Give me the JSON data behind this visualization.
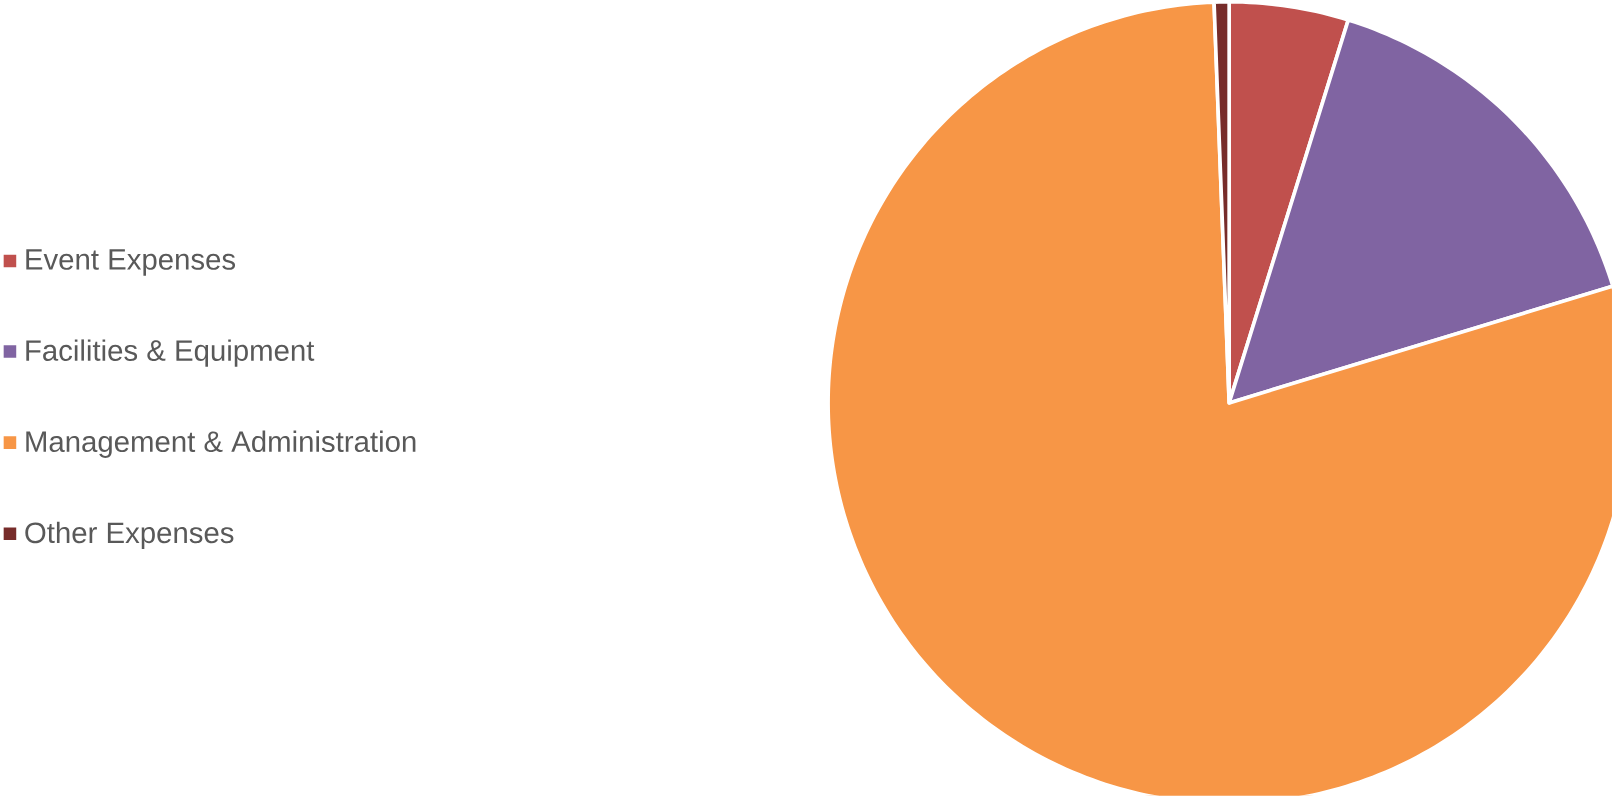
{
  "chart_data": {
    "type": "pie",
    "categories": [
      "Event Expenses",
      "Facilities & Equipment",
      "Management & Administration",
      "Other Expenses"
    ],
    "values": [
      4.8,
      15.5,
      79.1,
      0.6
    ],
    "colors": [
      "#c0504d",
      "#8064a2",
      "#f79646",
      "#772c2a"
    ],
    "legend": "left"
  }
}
□ □ □ □ □
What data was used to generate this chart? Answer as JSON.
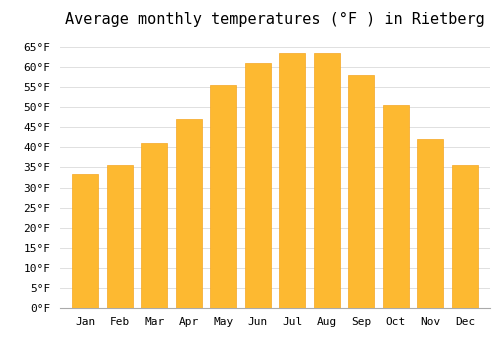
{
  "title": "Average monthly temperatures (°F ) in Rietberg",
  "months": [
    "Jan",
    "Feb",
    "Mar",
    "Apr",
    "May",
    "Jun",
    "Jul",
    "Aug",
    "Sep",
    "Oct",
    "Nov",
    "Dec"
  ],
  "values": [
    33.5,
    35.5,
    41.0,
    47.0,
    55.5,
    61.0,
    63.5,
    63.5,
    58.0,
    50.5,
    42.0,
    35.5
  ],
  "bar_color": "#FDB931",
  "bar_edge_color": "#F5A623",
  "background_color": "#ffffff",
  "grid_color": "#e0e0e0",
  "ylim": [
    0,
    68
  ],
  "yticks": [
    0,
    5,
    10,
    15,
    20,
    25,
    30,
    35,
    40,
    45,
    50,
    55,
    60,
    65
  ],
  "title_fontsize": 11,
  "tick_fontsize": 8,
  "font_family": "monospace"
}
□ □ □ □ □
- What is being asked
Identify how many lines in the entries above contain the word "this" and provide only that figure.

- Full response
2